* **What the task asks**
Copy out each line that includes the word "Eğitim".

++++++++

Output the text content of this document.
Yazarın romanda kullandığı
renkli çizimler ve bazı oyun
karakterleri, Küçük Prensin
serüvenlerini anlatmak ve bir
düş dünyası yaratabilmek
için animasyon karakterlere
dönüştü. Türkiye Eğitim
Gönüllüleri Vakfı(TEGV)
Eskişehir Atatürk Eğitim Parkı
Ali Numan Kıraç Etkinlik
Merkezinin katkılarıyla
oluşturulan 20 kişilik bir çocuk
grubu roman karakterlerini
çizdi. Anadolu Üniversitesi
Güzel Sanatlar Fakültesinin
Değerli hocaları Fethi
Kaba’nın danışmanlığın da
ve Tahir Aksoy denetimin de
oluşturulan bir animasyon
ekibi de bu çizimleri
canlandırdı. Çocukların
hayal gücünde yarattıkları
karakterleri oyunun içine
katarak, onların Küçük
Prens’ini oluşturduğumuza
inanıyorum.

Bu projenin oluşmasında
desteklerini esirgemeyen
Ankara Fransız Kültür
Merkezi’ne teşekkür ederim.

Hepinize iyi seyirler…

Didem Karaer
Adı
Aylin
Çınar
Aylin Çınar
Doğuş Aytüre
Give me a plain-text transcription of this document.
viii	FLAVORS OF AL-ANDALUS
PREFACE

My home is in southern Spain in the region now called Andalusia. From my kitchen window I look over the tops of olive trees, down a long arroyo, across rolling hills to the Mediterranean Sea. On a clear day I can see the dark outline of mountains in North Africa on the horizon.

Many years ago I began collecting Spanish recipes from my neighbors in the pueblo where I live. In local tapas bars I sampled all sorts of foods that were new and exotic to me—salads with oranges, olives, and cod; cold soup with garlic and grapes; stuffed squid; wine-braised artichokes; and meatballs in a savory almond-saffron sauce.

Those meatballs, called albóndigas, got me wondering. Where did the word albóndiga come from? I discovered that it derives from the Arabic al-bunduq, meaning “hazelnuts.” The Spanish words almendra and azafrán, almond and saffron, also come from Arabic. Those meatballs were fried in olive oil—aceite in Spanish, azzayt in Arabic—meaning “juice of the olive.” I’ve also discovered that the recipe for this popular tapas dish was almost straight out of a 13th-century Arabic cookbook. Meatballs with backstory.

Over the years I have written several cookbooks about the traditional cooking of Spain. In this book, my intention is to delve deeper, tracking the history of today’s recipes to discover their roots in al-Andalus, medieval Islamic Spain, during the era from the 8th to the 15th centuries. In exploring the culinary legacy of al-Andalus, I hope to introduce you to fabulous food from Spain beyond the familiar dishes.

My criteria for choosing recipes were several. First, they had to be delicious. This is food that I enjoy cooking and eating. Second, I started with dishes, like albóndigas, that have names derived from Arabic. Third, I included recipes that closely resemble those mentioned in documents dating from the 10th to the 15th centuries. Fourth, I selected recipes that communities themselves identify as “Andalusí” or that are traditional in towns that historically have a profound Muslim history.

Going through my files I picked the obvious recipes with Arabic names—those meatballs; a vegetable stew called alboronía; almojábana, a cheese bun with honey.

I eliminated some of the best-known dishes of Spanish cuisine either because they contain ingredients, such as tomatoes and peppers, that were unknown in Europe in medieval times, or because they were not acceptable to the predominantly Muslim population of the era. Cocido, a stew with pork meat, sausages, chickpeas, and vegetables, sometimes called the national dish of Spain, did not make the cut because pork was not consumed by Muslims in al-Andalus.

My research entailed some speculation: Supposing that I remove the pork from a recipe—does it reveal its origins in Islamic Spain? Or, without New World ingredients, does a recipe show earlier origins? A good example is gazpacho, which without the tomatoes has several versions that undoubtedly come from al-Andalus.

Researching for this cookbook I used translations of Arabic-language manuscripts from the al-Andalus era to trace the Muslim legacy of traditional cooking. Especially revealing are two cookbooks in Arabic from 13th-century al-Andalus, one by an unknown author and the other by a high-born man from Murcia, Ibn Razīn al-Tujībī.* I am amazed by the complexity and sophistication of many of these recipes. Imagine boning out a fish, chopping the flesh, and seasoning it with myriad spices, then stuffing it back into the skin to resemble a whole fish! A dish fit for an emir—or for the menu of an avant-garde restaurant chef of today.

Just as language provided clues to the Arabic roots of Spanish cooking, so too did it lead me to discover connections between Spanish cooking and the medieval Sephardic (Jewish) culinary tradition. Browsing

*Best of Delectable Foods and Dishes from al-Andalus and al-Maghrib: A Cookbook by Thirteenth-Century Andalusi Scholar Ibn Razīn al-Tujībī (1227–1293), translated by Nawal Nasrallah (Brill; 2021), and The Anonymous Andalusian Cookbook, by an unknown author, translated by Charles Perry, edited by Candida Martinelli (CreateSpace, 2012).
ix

++++++++

* **Output of the task**
dönüştü. Türkiye Eğitim
Eskişehir Atatürk Eğitim Parkı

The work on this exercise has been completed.